Short problem: Return every record below exactly as written, omitting any pictures.

======== Material provided ========

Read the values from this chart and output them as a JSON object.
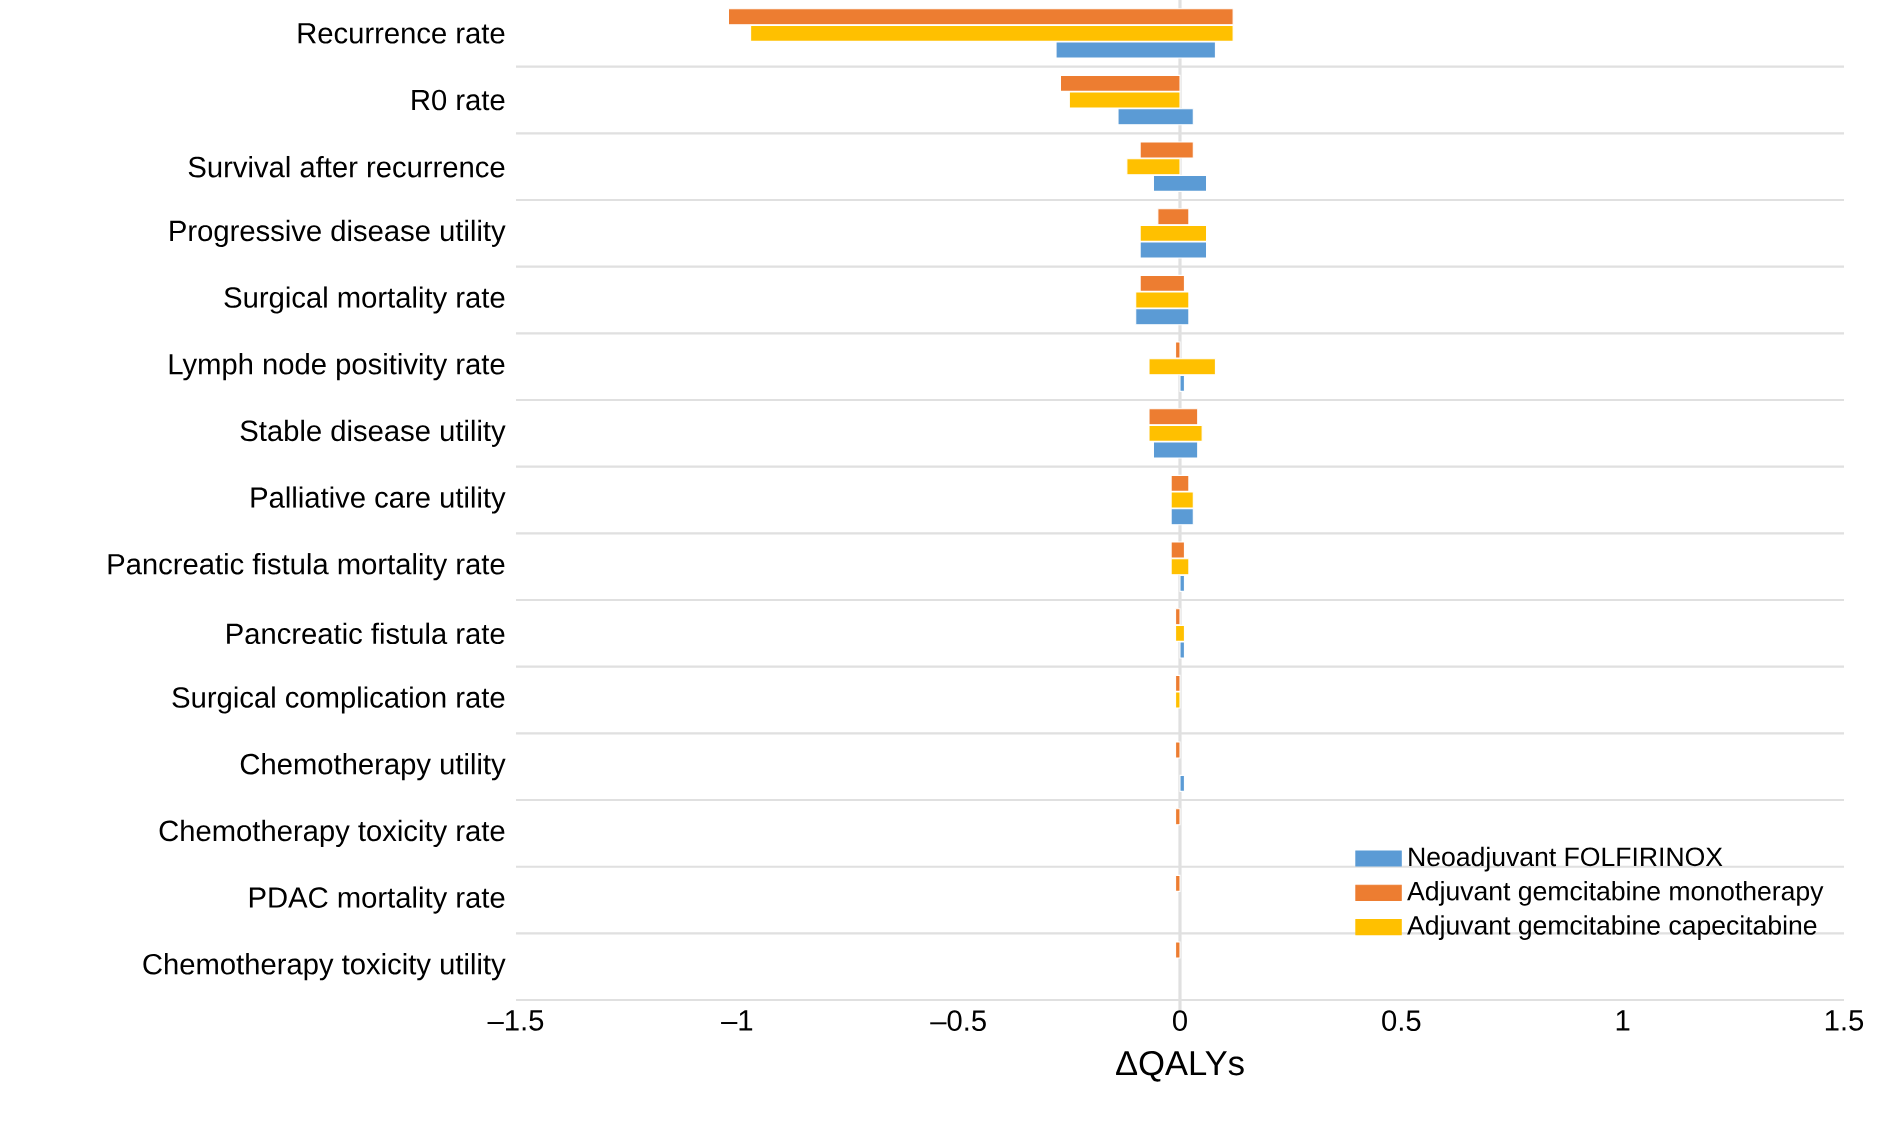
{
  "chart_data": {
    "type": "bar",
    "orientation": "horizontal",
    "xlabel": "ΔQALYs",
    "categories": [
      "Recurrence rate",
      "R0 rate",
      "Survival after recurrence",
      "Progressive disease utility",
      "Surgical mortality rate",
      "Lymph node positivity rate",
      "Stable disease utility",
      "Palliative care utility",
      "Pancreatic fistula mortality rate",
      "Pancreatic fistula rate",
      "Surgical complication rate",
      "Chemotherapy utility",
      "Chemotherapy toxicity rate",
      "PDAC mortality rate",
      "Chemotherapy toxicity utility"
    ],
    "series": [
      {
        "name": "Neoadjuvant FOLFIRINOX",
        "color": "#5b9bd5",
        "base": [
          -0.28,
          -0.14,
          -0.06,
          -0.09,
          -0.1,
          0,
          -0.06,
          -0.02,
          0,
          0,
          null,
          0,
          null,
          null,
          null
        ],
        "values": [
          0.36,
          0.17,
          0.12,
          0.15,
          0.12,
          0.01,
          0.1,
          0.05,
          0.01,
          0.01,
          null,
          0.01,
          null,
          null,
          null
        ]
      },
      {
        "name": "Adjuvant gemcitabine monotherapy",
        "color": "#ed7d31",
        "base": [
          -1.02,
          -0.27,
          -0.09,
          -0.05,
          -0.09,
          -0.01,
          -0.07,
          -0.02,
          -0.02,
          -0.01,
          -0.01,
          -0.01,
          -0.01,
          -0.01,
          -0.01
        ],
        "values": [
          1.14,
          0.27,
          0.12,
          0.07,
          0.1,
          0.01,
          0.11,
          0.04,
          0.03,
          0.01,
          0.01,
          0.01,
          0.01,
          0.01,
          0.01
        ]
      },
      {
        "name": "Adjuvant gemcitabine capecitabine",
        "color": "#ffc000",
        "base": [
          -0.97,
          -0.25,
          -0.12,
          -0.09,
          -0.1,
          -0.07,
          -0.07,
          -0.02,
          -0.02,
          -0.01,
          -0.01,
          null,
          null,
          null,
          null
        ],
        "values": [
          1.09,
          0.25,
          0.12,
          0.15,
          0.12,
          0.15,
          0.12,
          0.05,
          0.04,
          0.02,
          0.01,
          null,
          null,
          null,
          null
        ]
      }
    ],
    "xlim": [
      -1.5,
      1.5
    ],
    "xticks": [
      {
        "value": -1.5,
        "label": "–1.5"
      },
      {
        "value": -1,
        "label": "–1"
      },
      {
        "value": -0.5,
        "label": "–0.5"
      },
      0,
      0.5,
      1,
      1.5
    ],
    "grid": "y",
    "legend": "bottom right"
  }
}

========

The reply:
Read the values from this chart and output them as a JSON object.
{
  "chart_data": {
    "type": "bar",
    "orientation": "horizontal",
    "xlabel": "ΔQALYs",
    "categories": [
      "Recurrence rate",
      "R0 rate",
      "Survival after recurrence",
      "Progressive disease utility",
      "Surgical mortality rate",
      "Lymph node positivity rate",
      "Stable disease utility",
      "Palliative care utility",
      "Pancreatic fistula mortality rate",
      "Pancreatic fistula rate",
      "Surgical complication rate",
      "Chemotherapy utility",
      "Chemotherapy toxicity rate",
      "PDAC mortality rate",
      "Chemotherapy toxicity utility"
    ],
    "series": [
      {
        "name": "Neoadjuvant FOLFIRINOX",
        "color": "#5b9bd5",
        "base": [
          -0.28,
          -0.14,
          -0.06,
          -0.09,
          -0.1,
          0,
          -0.06,
          -0.02,
          0,
          0,
          null,
          0,
          null,
          null,
          null
        ],
        "values": [
          0.36,
          0.17,
          0.12,
          0.15,
          0.12,
          0.01,
          0.1,
          0.05,
          0.01,
          0.01,
          null,
          0.01,
          null,
          null,
          null
        ]
      },
      {
        "name": "Adjuvant gemcitabine monotherapy",
        "color": "#ed7d31",
        "base": [
          -1.02,
          -0.27,
          -0.09,
          -0.05,
          -0.09,
          -0.01,
          -0.07,
          -0.02,
          -0.02,
          -0.01,
          -0.01,
          -0.01,
          -0.01,
          -0.01,
          -0.01
        ],
        "values": [
          1.14,
          0.27,
          0.12,
          0.07,
          0.1,
          0.01,
          0.11,
          0.04,
          0.03,
          0.01,
          0.01,
          0.01,
          0.01,
          0.01,
          0.01
        ]
      },
      {
        "name": "Adjuvant gemcitabine capecitabine",
        "color": "#ffc000",
        "base": [
          -0.97,
          -0.25,
          -0.12,
          -0.09,
          -0.1,
          -0.07,
          -0.07,
          -0.02,
          -0.02,
          -0.01,
          -0.01,
          null,
          null,
          null,
          null
        ],
        "values": [
          1.09,
          0.25,
          0.12,
          0.15,
          0.12,
          0.15,
          0.12,
          0.05,
          0.04,
          0.02,
          0.01,
          null,
          null,
          null,
          null
        ]
      }
    ],
    "xlim": [
      -1.5,
      1.5
    ],
    "xticks": [
      {
        "value": -1.5,
        "label": "–1.5"
      },
      {
        "value": -1,
        "label": "–1"
      },
      {
        "value": -0.5,
        "label": "–0.5"
      },
      0,
      0.5,
      1,
      1.5
    ],
    "grid": "y",
    "legend": "bottom right"
  }
}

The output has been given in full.